### Task requirements
Extract all records. Keep each one exact.

### Data shown
## Start
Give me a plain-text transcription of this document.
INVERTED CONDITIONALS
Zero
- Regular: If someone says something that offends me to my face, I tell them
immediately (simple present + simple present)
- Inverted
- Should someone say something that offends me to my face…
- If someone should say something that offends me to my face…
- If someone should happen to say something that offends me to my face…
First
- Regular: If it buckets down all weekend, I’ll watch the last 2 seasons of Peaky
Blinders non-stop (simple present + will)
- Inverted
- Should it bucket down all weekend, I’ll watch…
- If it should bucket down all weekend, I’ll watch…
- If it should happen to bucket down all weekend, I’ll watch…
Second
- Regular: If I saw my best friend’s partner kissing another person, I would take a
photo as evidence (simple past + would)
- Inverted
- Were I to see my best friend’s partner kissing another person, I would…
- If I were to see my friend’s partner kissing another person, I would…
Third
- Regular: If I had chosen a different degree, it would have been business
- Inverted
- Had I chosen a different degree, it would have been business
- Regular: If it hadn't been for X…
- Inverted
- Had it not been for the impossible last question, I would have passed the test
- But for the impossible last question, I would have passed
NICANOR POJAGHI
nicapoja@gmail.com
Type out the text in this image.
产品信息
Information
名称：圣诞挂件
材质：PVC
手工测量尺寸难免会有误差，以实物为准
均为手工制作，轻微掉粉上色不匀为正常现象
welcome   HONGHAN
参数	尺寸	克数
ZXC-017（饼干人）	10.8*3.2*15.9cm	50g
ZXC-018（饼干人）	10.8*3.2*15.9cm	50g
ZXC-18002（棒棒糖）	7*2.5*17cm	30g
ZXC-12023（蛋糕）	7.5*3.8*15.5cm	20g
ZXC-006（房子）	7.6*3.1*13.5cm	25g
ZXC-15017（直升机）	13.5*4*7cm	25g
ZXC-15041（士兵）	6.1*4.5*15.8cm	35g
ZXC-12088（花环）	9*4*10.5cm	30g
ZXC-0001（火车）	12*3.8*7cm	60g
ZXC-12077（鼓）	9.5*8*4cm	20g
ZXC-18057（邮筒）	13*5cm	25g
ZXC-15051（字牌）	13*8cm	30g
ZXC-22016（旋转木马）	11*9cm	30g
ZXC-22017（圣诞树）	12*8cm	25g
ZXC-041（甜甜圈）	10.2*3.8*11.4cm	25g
## End
### Response
Give me a plain-text transcription of this document.
INVERTED CONDITIONALS
Zero
- Regular: If someone says something that offends me to my face, I tell them
immediately (simple present + simple present)
- Inverted
- Should someone say something that offends me to my face…
- If someone should say something that offends me to my face…
- If someone should happen to say something that offends me to my face…
First
- Regular: If it buckets down all weekend, I’ll watch the last 2 seasons of Peaky
Blinders non-stop (simple present + will)
- Inverted
- Should it bucket down all weekend, I’ll watch…
- If it should bucket down all weekend, I’ll watch…
- If it should happen to bucket down all weekend, I’ll watch…
Second
- Regular: If I saw my best friend’s partner kissing another person, I would take a
photo as evidence (simple past + would)
- Inverted
- Were I to see my best friend’s partner kissing another person, I would…
- If I were to see my friend’s partner kissing another person, I would…
Third
- Regular: If I had chosen a different degree, it would have been business
- Inverted
- Had I chosen a different degree, it would have been business
- Regular: If it hadn't been for X…
- Inverted
- Had it not been for the impossible last question, I would have passed the test
- But for the impossible last question, I would have passed
NICANOR POJAGHI
nicapoja@gmail.com
Type out the text in this image.
产品信息
Information
名称：圣诞挂件
材质：PVC
手工测量尺寸难免会有误差，以实物为准
均为手工制作，轻微掉粉上色不匀为正常现象
welcome   HONGHAN
参数	尺寸	克数
ZXC-017（饼干人）	10.8*3.2*15.9cm	50g
ZXC-018（饼干人）	10.8*3.2*15.9cm	50g
ZXC-18002（棒棒糖）	7*2.5*17cm	30g
ZXC-12023（蛋糕）	7.5*3.8*15.5cm	20g
ZXC-006（房子）	7.6*3.1*13.5cm	25g
ZXC-15017（直升机）	13.5*4*7cm	25g
ZXC-15041（士兵）	6.1*4.5*15.8cm	35g
ZXC-12088（花环）	9*4*10.5cm	30g
ZXC-0001（火车）	12*3.8*7cm	60g
ZXC-12077（鼓）	9.5*8*4cm	20g
ZXC-18057（邮筒）	13*5cm	25g
ZXC-15051（字牌）	13*8cm	30g
ZXC-22016（旋转木马）	11*9cm	30g
ZXC-22017（圣诞树）	12*8cm	25g
ZXC-041（甜甜圈）	10.2*3.8*11.4cm	25g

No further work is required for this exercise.